Interestingly we obtained low prevalence among study individuals; however most of studies in Egypt and developed countries suggesting a higher rate; it was 57 and 25 % in patients with acute and prolonged diarrhea, respectively using ELISA (Abd-Alla and Ravdin 2002); El-Shazly et al. (2006) reported that the Entamoeba histolytica/E. dispar prevalence in Mansoura, Egypt was 19 %, Makhlouf et al. (1994) reported it in 9 % of children living orphanages. In Venezula E. histolytica/E. dispar prevalences were 20.09 % using microscopy; while prevalences of E. histolytica and E. dispar were 6.31 and 4.44 %, respectively using PCR (Mora et al. 2008). However recent studies especially using PCR came in agreement with our results, in Egypt, El-Naggar et al. (2006) detected E. histolytica in 5.0 % (cyst) and 0.3 % (vegetative) of examined patients by the direct wet smear. Heckendorn et al. (2002); reported that the prevalence of E. histolytica was low (0.83 %), while E. dispar was 15 % in schoolchildren in central Côte d’Ivoire and on testing only microscopically positive samples by PCR (n = 129), most of Entamoeba infections were E. histolytica with a very low E. histolytica:E. dispar ratio (1:46). Malatyal et al. (2011) detected E. histolytica/dispar cysts in 22 (1.5 %) stool samples of primary school children living in the rural areas around Sivas but E. histolytica specific antigen based ELISA gave negative reactions for all the samples.

(AIM OF THE EXERCISE) Resume the passage on Entamoeba histolytica prevalence studies, picking up right after its last sentence. You don't need the listing for this.

(Dataset items)
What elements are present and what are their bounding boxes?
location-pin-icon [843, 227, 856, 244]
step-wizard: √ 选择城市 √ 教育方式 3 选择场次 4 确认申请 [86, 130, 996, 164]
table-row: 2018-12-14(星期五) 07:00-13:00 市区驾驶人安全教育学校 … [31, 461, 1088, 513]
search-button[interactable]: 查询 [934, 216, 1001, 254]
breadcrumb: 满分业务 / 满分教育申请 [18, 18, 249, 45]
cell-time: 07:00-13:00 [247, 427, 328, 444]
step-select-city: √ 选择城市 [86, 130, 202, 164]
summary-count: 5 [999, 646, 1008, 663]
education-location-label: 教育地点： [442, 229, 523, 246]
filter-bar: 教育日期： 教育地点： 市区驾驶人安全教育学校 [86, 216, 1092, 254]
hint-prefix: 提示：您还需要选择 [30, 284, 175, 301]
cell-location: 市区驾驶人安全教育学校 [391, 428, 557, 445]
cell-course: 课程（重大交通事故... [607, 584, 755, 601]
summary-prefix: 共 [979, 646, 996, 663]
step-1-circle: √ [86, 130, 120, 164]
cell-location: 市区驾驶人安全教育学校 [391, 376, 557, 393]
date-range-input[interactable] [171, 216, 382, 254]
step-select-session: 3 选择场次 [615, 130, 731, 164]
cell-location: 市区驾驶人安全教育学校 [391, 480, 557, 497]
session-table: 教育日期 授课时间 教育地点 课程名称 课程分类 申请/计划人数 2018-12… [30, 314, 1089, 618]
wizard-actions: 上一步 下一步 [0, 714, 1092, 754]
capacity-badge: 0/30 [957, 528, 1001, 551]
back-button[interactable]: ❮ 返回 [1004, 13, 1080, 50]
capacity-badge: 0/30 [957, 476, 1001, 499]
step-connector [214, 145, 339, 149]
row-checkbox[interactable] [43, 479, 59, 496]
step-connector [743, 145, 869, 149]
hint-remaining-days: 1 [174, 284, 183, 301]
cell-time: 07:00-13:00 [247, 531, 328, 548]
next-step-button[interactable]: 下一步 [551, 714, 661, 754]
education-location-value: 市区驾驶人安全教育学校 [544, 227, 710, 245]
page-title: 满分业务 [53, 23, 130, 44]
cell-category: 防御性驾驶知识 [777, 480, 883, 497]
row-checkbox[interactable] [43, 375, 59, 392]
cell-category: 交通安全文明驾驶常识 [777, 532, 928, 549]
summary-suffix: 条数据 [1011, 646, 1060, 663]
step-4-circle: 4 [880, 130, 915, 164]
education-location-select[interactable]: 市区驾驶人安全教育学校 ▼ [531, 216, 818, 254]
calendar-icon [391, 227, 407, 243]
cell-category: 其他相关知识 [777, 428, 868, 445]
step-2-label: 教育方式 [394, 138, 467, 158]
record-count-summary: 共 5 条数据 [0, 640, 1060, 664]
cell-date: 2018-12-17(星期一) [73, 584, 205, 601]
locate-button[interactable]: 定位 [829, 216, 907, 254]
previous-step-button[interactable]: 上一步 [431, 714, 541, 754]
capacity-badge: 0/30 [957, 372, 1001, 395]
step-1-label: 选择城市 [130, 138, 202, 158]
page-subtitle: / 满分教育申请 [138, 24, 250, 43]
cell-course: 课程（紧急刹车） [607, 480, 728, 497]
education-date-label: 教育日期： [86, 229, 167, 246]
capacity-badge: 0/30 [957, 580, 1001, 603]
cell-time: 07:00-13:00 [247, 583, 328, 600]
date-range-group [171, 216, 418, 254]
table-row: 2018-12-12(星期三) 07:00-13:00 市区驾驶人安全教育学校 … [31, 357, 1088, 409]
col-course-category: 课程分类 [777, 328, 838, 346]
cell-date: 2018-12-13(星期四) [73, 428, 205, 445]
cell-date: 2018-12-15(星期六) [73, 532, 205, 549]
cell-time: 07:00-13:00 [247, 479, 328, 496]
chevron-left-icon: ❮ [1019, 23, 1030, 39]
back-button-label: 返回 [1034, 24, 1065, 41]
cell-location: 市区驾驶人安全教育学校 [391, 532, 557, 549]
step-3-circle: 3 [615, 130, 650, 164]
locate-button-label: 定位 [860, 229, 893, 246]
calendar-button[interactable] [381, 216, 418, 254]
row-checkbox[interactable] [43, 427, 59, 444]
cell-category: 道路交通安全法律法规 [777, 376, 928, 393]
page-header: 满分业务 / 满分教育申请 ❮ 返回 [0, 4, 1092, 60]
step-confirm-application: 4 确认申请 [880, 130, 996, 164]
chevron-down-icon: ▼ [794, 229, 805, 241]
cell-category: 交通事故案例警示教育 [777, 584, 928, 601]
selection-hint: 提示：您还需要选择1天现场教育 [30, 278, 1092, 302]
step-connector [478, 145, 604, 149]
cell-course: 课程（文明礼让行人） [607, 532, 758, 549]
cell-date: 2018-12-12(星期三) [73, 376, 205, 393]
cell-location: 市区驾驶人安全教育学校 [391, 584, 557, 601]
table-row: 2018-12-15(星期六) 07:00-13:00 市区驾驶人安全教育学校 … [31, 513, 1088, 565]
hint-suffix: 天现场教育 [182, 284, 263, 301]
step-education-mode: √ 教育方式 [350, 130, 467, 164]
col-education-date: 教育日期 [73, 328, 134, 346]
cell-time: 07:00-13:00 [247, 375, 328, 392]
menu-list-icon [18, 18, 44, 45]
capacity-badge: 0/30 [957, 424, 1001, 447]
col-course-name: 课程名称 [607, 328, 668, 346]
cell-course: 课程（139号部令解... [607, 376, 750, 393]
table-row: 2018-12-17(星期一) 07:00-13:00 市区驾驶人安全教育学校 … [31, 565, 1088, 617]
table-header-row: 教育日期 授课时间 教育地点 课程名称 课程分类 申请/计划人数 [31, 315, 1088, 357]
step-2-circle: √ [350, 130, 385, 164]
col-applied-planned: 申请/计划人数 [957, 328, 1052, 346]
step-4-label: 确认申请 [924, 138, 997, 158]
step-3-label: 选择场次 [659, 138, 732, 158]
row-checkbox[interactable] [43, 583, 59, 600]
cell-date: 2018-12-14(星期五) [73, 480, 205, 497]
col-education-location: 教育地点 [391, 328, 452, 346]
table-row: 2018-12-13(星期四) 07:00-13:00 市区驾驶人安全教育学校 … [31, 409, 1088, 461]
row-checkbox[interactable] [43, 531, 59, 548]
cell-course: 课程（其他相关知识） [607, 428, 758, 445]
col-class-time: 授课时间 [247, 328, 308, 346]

(ANSWER SECTION)
In the light of earlier reports, interpretation is very difficult because older data did not differentiate between morphologically identical species. The true prevalence of E. histolytica in the study population with the specific antigen detection ELISA test was 13–11 times lower than the ICT test and microscopy. Being the prevalence and true epidemiology of amoebiasis are still unclear and had a high degree of divergence. Because of the low specificity of direct microscopy immunoassays (ICT and most of ELISAs) tests to confirm diagnosis of amoebiasis and to differentiate between pathogenic/non-pathogenic amoeba species. This highlighted the need to use non-microscopic methods; specific fecal ELISA kits or molecular methods to prevent patients from being given an unnecessary treatment. Since this study was conducted on a cross-sectional sampling, a controlled prospective study should be done to determine the true prevalence of E. histolytica infection.
Despite microscopy outperformed ICT (57.1 and 28.6 % sensitivity, respectively) compared with ELISA in this study, as it cannot differentiate between pathogenic E. histolytica and other nonpathogenic as E. moshkowski, E. poleki, E. coli, and E. hartmanii in addition to E. dispar (Pariya and Rao 1995; Kebede et al. 2004). But both in accordance with other studies reported limited sensitivity, low recovery of E. histolytica and with poor specificity (Gatti et al. 2002; Kebede et al. 2004; Lebbad and Svard 2005). Besides that, ICT assay require fresh or fresh-frozen stool. However the ease of use and adaptability to batches are important criteria in determining the method of choice for immunoassays as diagnostic alternatives (Nuran et al. 2004). E. histolytica specific antigens detection in feces by ELISA could be useful for clinical and epidemiological studies where molecular assays cannot be used (Haque et al. 1993).
Apart from mucoid and bloody stool, there was no statistical significant association between other variables including; age group, gender, associated clinical manifestations, diarrhea characters and stool consistency and the possibility of E. histolytica detection in stool.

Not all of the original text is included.